- [Structured figure records]:
####################

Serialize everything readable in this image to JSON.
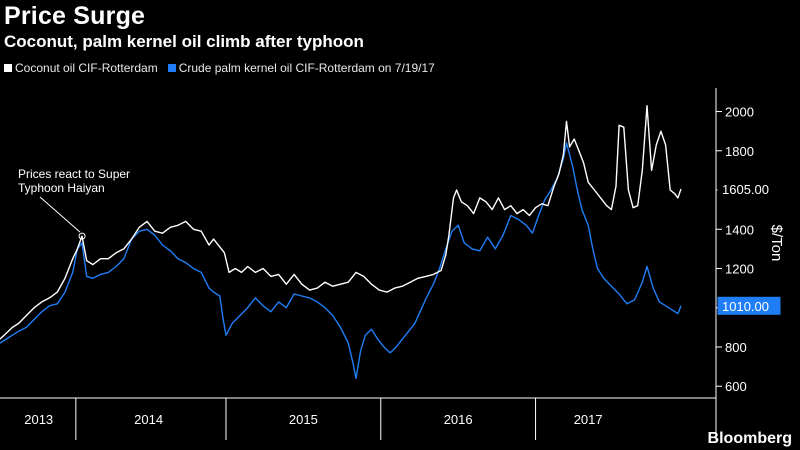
{
  "title": "Price Surge",
  "subtitle": "Coconut, palm kernel oil climb after typhoon",
  "brand": "Bloomberg",
  "legend": [
    {
      "label": "Coconut oil CIF-Rotterdam",
      "color": "#ffffff"
    },
    {
      "label": "Crude palm kernel oil CIF-Rotterdam on 7/19/17",
      "color": "#1f7ef5"
    }
  ],
  "colors": {
    "background": "#000000",
    "coconut": "#ffffff",
    "palm": "#1f7ef5",
    "axis": "#ffffff"
  },
  "chart_data": {
    "type": "line",
    "title": "Price Surge",
    "subtitle": "Coconut, palm kernel oil climb after typhoon",
    "xlabel": "",
    "ylabel": "$/Ton",
    "ylim": [
      540,
      2120
    ],
    "xlim": [
      2013.0,
      2017.6
    ],
    "yticks": [
      600,
      800,
      1000,
      1200,
      1400,
      1600,
      1800,
      2000
    ],
    "year_labels": [
      {
        "label": "2013",
        "x": 2013.25
      },
      {
        "label": "2014",
        "x": 2013.96
      },
      {
        "label": "2015",
        "x": 2014.96
      },
      {
        "label": "2016",
        "x": 2015.96
      },
      {
        "label": "2017",
        "x": 2016.8
      }
    ],
    "year_dividers": [
      2013.49,
      2014.46,
      2015.46,
      2016.46
    ],
    "grid": false,
    "annotations": [
      {
        "text": [
          "Prices react to Super",
          "Typhoon Haiyan"
        ],
        "x": 2013.53,
        "y": 1365
      }
    ],
    "end_labels": [
      {
        "series": "Coconut oil CIF-Rotterdam",
        "value": "1605.00"
      },
      {
        "series": "Crude palm kernel oil CIF-Rotterdam on 7/19/17",
        "value": "1010.00"
      }
    ],
    "series": [
      {
        "name": "Coconut oil CIF-Rotterdam",
        "color": "#ffffff",
        "points": [
          [
            2013.0,
            840
          ],
          [
            2013.04,
            870
          ],
          [
            2013.08,
            900
          ],
          [
            2013.12,
            920
          ],
          [
            2013.17,
            960
          ],
          [
            2013.22,
            1000
          ],
          [
            2013.27,
            1030
          ],
          [
            2013.32,
            1050
          ],
          [
            2013.37,
            1080
          ],
          [
            2013.42,
            1150
          ],
          [
            2013.47,
            1250
          ],
          [
            2013.5,
            1300
          ],
          [
            2013.53,
            1365
          ],
          [
            2013.56,
            1240
          ],
          [
            2013.6,
            1220
          ],
          [
            2013.65,
            1250
          ],
          [
            2013.7,
            1250
          ],
          [
            2013.75,
            1280
          ],
          [
            2013.8,
            1300
          ],
          [
            2013.85,
            1350
          ],
          [
            2013.9,
            1410
          ],
          [
            2013.95,
            1440
          ],
          [
            2014.0,
            1390
          ],
          [
            2014.05,
            1380
          ],
          [
            2014.1,
            1410
          ],
          [
            2014.15,
            1420
          ],
          [
            2014.2,
            1440
          ],
          [
            2014.25,
            1400
          ],
          [
            2014.3,
            1390
          ],
          [
            2014.35,
            1320
          ],
          [
            2014.38,
            1350
          ],
          [
            2014.42,
            1310
          ],
          [
            2014.45,
            1280
          ],
          [
            2014.48,
            1180
          ],
          [
            2014.52,
            1200
          ],
          [
            2014.56,
            1180
          ],
          [
            2014.6,
            1210
          ],
          [
            2014.65,
            1180
          ],
          [
            2014.7,
            1200
          ],
          [
            2014.75,
            1160
          ],
          [
            2014.8,
            1170
          ],
          [
            2014.85,
            1120
          ],
          [
            2014.9,
            1170
          ],
          [
            2014.95,
            1120
          ],
          [
            2015.0,
            1090
          ],
          [
            2015.05,
            1100
          ],
          [
            2015.1,
            1130
          ],
          [
            2015.15,
            1110
          ],
          [
            2015.2,
            1120
          ],
          [
            2015.25,
            1130
          ],
          [
            2015.3,
            1180
          ],
          [
            2015.35,
            1160
          ],
          [
            2015.4,
            1120
          ],
          [
            2015.45,
            1090
          ],
          [
            2015.5,
            1080
          ],
          [
            2015.55,
            1100
          ],
          [
            2015.6,
            1110
          ],
          [
            2015.65,
            1130
          ],
          [
            2015.7,
            1150
          ],
          [
            2015.75,
            1160
          ],
          [
            2015.8,
            1170
          ],
          [
            2015.85,
            1190
          ],
          [
            2015.88,
            1270
          ],
          [
            2015.9,
            1370
          ],
          [
            2015.93,
            1560
          ],
          [
            2015.95,
            1600
          ],
          [
            2015.98,
            1540
          ],
          [
            2016.02,
            1520
          ],
          [
            2016.06,
            1480
          ],
          [
            2016.1,
            1560
          ],
          [
            2016.14,
            1540
          ],
          [
            2016.18,
            1500
          ],
          [
            2016.22,
            1560
          ],
          [
            2016.26,
            1500
          ],
          [
            2016.3,
            1520
          ],
          [
            2016.34,
            1480
          ],
          [
            2016.38,
            1500
          ],
          [
            2016.42,
            1470
          ],
          [
            2016.46,
            1510
          ],
          [
            2016.5,
            1530
          ],
          [
            2016.54,
            1520
          ],
          [
            2016.58,
            1620
          ],
          [
            2016.61,
            1680
          ],
          [
            2016.64,
            1780
          ],
          [
            2016.66,
            1950
          ],
          [
            2016.68,
            1820
          ],
          [
            2016.71,
            1860
          ],
          [
            2016.74,
            1800
          ],
          [
            2016.77,
            1740
          ],
          [
            2016.8,
            1640
          ],
          [
            2016.84,
            1600
          ],
          [
            2016.88,
            1560
          ],
          [
            2016.92,
            1520
          ],
          [
            2016.95,
            1500
          ],
          [
            2016.98,
            1620
          ],
          [
            2017.0,
            1930
          ],
          [
            2017.03,
            1920
          ],
          [
            2017.06,
            1600
          ],
          [
            2017.09,
            1510
          ],
          [
            2017.12,
            1520
          ],
          [
            2017.15,
            1700
          ],
          [
            2017.18,
            2030
          ],
          [
            2017.21,
            1700
          ],
          [
            2017.24,
            1830
          ],
          [
            2017.27,
            1900
          ],
          [
            2017.3,
            1830
          ],
          [
            2017.33,
            1600
          ],
          [
            2017.36,
            1580
          ],
          [
            2017.38,
            1560
          ],
          [
            2017.4,
            1605
          ]
        ]
      },
      {
        "name": "Crude palm kernel oil CIF-Rotterdam on 7/19/17",
        "color": "#1f7ef5",
        "points": [
          [
            2013.0,
            820
          ],
          [
            2013.04,
            840
          ],
          [
            2013.08,
            860
          ],
          [
            2013.12,
            880
          ],
          [
            2013.17,
            900
          ],
          [
            2013.22,
            940
          ],
          [
            2013.27,
            980
          ],
          [
            2013.32,
            1010
          ],
          [
            2013.37,
            1020
          ],
          [
            2013.42,
            1080
          ],
          [
            2013.47,
            1180
          ],
          [
            2013.5,
            1300
          ],
          [
            2013.53,
            1330
          ],
          [
            2013.56,
            1160
          ],
          [
            2013.6,
            1150
          ],
          [
            2013.65,
            1170
          ],
          [
            2013.7,
            1180
          ],
          [
            2013.75,
            1210
          ],
          [
            2013.8,
            1250
          ],
          [
            2013.85,
            1350
          ],
          [
            2013.9,
            1390
          ],
          [
            2013.95,
            1400
          ],
          [
            2014.0,
            1370
          ],
          [
            2014.05,
            1320
          ],
          [
            2014.1,
            1290
          ],
          [
            2014.15,
            1250
          ],
          [
            2014.2,
            1230
          ],
          [
            2014.25,
            1200
          ],
          [
            2014.3,
            1180
          ],
          [
            2014.35,
            1100
          ],
          [
            2014.38,
            1080
          ],
          [
            2014.42,
            1060
          ],
          [
            2014.44,
            950
          ],
          [
            2014.46,
            860
          ],
          [
            2014.5,
            920
          ],
          [
            2014.55,
            960
          ],
          [
            2014.6,
            1000
          ],
          [
            2014.65,
            1050
          ],
          [
            2014.7,
            1010
          ],
          [
            2014.75,
            980
          ],
          [
            2014.8,
            1030
          ],
          [
            2014.85,
            1000
          ],
          [
            2014.9,
            1070
          ],
          [
            2014.95,
            1060
          ],
          [
            2015.0,
            1050
          ],
          [
            2015.05,
            1030
          ],
          [
            2015.1,
            1000
          ],
          [
            2015.15,
            960
          ],
          [
            2015.2,
            900
          ],
          [
            2015.25,
            820
          ],
          [
            2015.28,
            720
          ],
          [
            2015.3,
            640
          ],
          [
            2015.33,
            780
          ],
          [
            2015.36,
            860
          ],
          [
            2015.4,
            890
          ],
          [
            2015.44,
            840
          ],
          [
            2015.48,
            800
          ],
          [
            2015.52,
            770
          ],
          [
            2015.56,
            800
          ],
          [
            2015.6,
            840
          ],
          [
            2015.64,
            880
          ],
          [
            2015.68,
            920
          ],
          [
            2015.72,
            990
          ],
          [
            2015.76,
            1060
          ],
          [
            2015.8,
            1120
          ],
          [
            2015.84,
            1200
          ],
          [
            2015.88,
            1300
          ],
          [
            2015.92,
            1390
          ],
          [
            2015.96,
            1420
          ],
          [
            2016.0,
            1330
          ],
          [
            2016.05,
            1300
          ],
          [
            2016.1,
            1290
          ],
          [
            2016.15,
            1360
          ],
          [
            2016.2,
            1300
          ],
          [
            2016.25,
            1370
          ],
          [
            2016.3,
            1470
          ],
          [
            2016.35,
            1450
          ],
          [
            2016.4,
            1420
          ],
          [
            2016.44,
            1380
          ],
          [
            2016.48,
            1470
          ],
          [
            2016.52,
            1550
          ],
          [
            2016.56,
            1600
          ],
          [
            2016.6,
            1660
          ],
          [
            2016.64,
            1760
          ],
          [
            2016.66,
            1840
          ],
          [
            2016.7,
            1720
          ],
          [
            2016.73,
            1600
          ],
          [
            2016.76,
            1500
          ],
          [
            2016.8,
            1420
          ],
          [
            2016.83,
            1300
          ],
          [
            2016.86,
            1200
          ],
          [
            2016.9,
            1150
          ],
          [
            2016.95,
            1110
          ],
          [
            2017.0,
            1070
          ],
          [
            2017.05,
            1020
          ],
          [
            2017.1,
            1040
          ],
          [
            2017.15,
            1130
          ],
          [
            2017.18,
            1210
          ],
          [
            2017.22,
            1100
          ],
          [
            2017.26,
            1030
          ],
          [
            2017.3,
            1010
          ],
          [
            2017.34,
            990
          ],
          [
            2017.38,
            970
          ],
          [
            2017.4,
            1010
          ]
        ]
      }
    ]
  }
}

####################

- [EXERCISE DESCRIPTION]: Figure out how many lines of the data above include "name", then give the number and nothing more.

- [COMPLETED TASK]: 2